ACTIVITY LIST:
1. Duplicate the portion of the economic update starting with "-Bill Feier, Manager" and going on through "USA was 72.8%.".
2. Write the next part of the economic update, picking up right after its final sentence.

SELECTED PASSAGE:
****************************************
-Bill Feier, Manager of World Sourcing
+ Business inventories rose 0.7% in September after gaining 0.3% in August. Wholesalers and businesses stocked up for the holiday season, which could help to support economic growth in the fourth quarter.
+ Industrial Production jumped 1.1% in October, driven by a 3.9% rise in Utilities output. Total capacity utilization in the entire USA was 72.8%.
+ U.S. homebuilding increased more than expected in October as the housing market continues to be driven by record low mortgage rates. The report from the Commerce Department last Wednesday also showed building permits unchanged at a 13-1/2-year high. Housing starts rose 4.9% to a seasonally adjusted annual rate of 1.530 million units last month. That lifted homebuilding closer to its pace of 1.567 million units in February. Economists polled by Reuters had forecast starts would rise to a rate of 1.460 million units in October. Permits for future homebuilding were unchanged at a rate of 1.545 million units in October, the highest since March 2007.
****************************************
Records from a dataset:
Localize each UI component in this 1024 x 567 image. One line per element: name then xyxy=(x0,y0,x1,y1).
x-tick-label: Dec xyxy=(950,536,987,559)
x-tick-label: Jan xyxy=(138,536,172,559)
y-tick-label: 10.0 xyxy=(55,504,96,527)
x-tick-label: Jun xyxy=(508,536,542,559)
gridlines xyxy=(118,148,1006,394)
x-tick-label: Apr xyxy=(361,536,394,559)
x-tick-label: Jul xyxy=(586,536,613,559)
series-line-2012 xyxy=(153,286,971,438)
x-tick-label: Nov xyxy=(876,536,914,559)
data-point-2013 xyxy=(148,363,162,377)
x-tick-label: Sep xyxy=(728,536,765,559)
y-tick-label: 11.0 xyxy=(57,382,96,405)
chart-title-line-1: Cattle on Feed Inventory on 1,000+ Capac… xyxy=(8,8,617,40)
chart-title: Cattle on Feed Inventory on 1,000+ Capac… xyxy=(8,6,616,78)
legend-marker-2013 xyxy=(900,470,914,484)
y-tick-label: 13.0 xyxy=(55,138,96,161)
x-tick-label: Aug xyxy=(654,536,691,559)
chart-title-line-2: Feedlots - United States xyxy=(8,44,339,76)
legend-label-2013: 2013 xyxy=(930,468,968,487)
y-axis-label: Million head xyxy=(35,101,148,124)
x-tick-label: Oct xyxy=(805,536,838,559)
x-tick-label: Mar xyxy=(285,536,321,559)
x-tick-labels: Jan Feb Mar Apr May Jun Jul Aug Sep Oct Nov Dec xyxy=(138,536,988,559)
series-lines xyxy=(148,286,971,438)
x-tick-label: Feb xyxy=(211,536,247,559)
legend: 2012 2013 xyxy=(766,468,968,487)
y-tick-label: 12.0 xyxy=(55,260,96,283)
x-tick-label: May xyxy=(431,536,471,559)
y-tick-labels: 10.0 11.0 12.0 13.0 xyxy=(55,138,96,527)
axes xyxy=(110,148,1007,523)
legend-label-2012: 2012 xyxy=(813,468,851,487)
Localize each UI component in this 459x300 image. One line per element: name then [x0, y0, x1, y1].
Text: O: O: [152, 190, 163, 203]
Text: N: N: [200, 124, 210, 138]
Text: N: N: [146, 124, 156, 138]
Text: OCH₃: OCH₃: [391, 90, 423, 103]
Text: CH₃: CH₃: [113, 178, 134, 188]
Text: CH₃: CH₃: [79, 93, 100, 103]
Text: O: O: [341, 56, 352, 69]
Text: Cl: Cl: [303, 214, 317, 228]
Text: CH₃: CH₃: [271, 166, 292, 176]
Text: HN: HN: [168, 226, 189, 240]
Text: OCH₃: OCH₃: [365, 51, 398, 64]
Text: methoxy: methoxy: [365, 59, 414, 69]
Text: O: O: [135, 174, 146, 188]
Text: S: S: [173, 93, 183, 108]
****************************************
RESULTS IN ORDER:
1.
-Bill Feier, Manager of World Sourcing
+ Business inventories rose 0.7% in September after gaining 0.3% in August. Wholesalers and businesses stocked up for the holiday season, which could help to support economic growth in the fourth quarter.
+ Industrial Production jumped 1.1% in October, driven by a 3.9% rise in Utilities output. Total capacity utilization in the entire USA was 72.8%.

2.
+ Existing Home Sales jumped 4.3% in October, the 5th consecutive increase. The average price of a used home is up to $313,000 and inventory is down to a record low of 2.5 months’ worth. More than 7 in 10 homes sold in October 2020 – 72% – were on the market for less than a month.
+ Gasoline prices ticked up slightly due to increased demand, but remain cheaper than the last few years. Oil refineries operated at 77.4% of capacity. West Texas crude oil is trading at $40 per barrel.
– #1 heavy melt scrap is at $249 per ton and #1 busheling scrap is at $300 per ton.
+ Raw steel production in the United States totaled 1,580,000 net tons for the week ended Saturday November 14, up by 0.4% from 1,573,000 tons the previous week, with mills operating at an average capacity utilization rate of 71.4%.
– Iron ore is steady at $121 per dry metric ton.
– Zinc prices recovered totally (and more) from the low point in March.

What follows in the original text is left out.